> [Written problem]: Turn the entries into a numbered list, starting with the first line and ending with the line that contains "- data-label: 31: [955, 668, 979, 693]". Leave out any blank lines.

Data entries
%%

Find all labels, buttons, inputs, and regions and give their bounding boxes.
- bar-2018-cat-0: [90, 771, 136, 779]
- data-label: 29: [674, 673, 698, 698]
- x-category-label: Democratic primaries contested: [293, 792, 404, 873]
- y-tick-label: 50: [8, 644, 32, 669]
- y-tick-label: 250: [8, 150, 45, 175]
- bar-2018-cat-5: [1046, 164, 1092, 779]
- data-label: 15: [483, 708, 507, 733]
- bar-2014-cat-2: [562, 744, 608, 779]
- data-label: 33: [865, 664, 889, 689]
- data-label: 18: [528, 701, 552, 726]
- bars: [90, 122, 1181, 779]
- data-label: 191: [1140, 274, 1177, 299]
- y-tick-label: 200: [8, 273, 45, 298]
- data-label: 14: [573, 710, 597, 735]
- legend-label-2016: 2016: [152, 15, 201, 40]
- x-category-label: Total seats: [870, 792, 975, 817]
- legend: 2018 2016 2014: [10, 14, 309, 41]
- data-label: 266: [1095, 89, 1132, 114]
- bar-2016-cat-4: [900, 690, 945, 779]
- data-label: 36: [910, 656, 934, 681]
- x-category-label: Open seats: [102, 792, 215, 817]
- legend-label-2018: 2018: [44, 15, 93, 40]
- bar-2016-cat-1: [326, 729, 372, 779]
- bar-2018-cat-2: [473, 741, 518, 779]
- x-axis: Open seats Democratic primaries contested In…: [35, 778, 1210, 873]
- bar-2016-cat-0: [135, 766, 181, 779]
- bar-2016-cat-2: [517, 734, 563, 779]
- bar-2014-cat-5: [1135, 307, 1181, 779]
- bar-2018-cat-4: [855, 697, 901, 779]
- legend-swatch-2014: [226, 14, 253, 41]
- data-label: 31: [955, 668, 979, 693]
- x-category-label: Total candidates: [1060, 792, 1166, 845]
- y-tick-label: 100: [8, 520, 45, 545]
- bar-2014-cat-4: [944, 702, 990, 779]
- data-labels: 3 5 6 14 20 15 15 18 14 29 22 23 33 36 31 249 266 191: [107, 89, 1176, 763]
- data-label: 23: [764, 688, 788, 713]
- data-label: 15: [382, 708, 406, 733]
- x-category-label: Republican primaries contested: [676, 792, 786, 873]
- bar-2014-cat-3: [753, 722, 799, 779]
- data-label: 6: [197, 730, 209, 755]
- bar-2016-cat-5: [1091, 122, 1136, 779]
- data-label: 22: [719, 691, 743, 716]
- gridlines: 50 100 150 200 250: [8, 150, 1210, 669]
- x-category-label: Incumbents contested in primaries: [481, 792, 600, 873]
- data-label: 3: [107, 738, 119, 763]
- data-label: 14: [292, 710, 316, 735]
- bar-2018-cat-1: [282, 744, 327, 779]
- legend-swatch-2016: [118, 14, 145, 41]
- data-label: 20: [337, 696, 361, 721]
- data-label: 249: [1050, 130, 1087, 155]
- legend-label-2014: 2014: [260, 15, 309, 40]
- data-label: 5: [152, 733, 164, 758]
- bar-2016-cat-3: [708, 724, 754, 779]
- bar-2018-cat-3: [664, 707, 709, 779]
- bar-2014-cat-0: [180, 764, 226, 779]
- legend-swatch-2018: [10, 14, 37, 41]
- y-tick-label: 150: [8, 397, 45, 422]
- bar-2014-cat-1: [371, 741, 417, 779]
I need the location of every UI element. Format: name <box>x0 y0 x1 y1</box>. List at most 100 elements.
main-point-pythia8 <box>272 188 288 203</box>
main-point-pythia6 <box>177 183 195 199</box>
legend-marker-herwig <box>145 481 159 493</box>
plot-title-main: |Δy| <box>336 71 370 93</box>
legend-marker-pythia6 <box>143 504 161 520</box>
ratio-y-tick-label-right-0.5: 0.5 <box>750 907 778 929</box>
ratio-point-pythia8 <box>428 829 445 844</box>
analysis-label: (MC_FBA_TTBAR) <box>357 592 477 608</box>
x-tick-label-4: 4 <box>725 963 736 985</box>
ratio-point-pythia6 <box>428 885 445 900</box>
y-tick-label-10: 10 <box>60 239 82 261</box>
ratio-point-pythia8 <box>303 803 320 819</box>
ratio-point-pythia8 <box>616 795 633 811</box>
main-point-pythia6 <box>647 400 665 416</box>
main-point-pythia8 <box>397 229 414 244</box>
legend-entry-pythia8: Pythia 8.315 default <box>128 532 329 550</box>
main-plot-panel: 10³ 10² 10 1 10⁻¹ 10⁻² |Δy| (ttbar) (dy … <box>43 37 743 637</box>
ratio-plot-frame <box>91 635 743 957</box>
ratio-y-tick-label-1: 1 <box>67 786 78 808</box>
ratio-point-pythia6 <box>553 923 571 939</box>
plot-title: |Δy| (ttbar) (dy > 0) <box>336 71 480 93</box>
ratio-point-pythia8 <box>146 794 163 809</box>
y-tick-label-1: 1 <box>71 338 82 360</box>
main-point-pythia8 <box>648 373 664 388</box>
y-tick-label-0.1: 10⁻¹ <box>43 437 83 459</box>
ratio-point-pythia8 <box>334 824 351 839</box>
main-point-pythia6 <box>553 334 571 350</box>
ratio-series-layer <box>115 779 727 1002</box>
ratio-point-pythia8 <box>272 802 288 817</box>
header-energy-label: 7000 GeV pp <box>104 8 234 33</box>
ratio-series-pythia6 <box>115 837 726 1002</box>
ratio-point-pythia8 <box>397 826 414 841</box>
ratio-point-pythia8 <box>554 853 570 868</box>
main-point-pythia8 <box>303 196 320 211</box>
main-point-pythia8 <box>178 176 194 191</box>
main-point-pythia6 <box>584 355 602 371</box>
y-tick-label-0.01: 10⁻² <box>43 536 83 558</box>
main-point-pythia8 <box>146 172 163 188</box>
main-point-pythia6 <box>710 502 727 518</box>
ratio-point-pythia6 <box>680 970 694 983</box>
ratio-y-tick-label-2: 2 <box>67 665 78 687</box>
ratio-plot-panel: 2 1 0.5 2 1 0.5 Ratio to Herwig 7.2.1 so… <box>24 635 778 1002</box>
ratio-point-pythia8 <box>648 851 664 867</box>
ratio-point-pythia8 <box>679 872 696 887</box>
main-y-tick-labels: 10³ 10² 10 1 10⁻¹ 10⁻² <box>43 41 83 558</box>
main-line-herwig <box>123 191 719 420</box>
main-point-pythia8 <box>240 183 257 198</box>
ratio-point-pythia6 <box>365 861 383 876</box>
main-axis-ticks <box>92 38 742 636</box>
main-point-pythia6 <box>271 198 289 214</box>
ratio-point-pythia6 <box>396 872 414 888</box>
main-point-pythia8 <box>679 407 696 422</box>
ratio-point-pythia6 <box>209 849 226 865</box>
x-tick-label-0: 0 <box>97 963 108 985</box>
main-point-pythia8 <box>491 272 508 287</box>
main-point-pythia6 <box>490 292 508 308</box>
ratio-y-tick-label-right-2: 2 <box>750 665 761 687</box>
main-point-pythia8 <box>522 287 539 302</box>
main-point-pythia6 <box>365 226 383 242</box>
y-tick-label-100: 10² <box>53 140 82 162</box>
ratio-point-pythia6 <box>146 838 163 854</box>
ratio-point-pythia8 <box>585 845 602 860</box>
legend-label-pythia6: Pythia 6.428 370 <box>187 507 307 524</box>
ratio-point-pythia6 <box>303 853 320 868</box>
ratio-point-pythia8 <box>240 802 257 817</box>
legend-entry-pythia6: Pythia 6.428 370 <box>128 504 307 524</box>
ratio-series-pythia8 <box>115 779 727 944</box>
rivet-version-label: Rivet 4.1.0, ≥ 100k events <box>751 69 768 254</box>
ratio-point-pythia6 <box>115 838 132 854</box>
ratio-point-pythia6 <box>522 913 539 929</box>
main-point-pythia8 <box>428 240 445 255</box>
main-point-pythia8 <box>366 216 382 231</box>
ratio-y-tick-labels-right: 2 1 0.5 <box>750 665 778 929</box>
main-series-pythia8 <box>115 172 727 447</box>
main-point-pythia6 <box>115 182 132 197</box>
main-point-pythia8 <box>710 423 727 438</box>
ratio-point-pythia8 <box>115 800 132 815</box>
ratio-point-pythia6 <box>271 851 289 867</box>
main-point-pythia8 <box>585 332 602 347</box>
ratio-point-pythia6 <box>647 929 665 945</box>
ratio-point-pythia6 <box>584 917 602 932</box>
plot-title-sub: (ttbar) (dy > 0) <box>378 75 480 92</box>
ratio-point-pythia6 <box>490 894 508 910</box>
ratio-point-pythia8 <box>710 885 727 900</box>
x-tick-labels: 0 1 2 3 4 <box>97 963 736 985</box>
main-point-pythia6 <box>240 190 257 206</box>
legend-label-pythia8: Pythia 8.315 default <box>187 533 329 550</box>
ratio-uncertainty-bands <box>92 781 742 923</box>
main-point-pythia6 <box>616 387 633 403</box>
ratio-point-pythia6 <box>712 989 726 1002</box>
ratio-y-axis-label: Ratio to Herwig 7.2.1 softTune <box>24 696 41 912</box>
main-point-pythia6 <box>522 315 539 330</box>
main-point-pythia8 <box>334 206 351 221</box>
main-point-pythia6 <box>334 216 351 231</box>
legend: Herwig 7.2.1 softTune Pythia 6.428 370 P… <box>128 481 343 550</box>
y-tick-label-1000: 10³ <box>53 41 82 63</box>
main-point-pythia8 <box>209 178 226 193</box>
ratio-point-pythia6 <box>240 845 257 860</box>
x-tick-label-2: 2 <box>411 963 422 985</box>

%%

> [Answer to the problem]:
1. Find all labels, buttons, inputs, and regions and give their bounding boxes.
2. - bar-2018-cat-0: [90, 771, 136, 779]
3. - data-label: 29: [674, 673, 698, 698]
4. - x-category-label: Democratic primaries contested: [293, 792, 404, 873]
5. - y-tick-label: 50: [8, 644, 32, 669]
6. - y-tick-label: 250: [8, 150, 45, 175]
7. - bar-2018-cat-5: [1046, 164, 1092, 779]
8. - data-label: 15: [483, 708, 507, 733]
9. - bar-2014-cat-2: [562, 744, 608, 779]
10. - data-label: 33: [865, 664, 889, 689]
11. - data-label: 18: [528, 701, 552, 726]
12. - bars: [90, 122, 1181, 779]
13. - data-label: 191: [1140, 274, 1177, 299]
14. - y-tick-label: 200: [8, 273, 45, 298]
15. - data-label: 14: [573, 710, 597, 735]
16. - legend-label-2016: 2016: [152, 15, 201, 40]
17. - x-category-label: Total seats: [870, 792, 975, 817]
18. - legend: 2018 2016 2014: [10, 14, 309, 41]
19. - data-label: 266: [1095, 89, 1132, 114]
20. - bar-2016-cat-4: [900, 690, 945, 779]
21. - data-label: 36: [910, 656, 934, 681]
22. - x-category-label: Open seats: [102, 792, 215, 817]
23. - legend-label-2018: 2018: [44, 15, 93, 40]
24. - bar-2016-cat-1: [326, 729, 372, 779]
25. - bar-2018-cat-2: [473, 741, 518, 779]
26. - x-axis: Open seats Democratic primaries contested In…: [35, 778, 1210, 873]
27. - bar-2016-cat-0: [135, 766, 181, 779]
28. - bar-2016-cat-2: [517, 734, 563, 779]
29. - bar-2014-cat-5: [1135, 307, 1181, 779]
30. - bar-2018-cat-4: [855, 697, 901, 779]
31. - legend-swatch-2014: [226, 14, 253, 41]
32. - data-label: 31: [955, 668, 979, 693]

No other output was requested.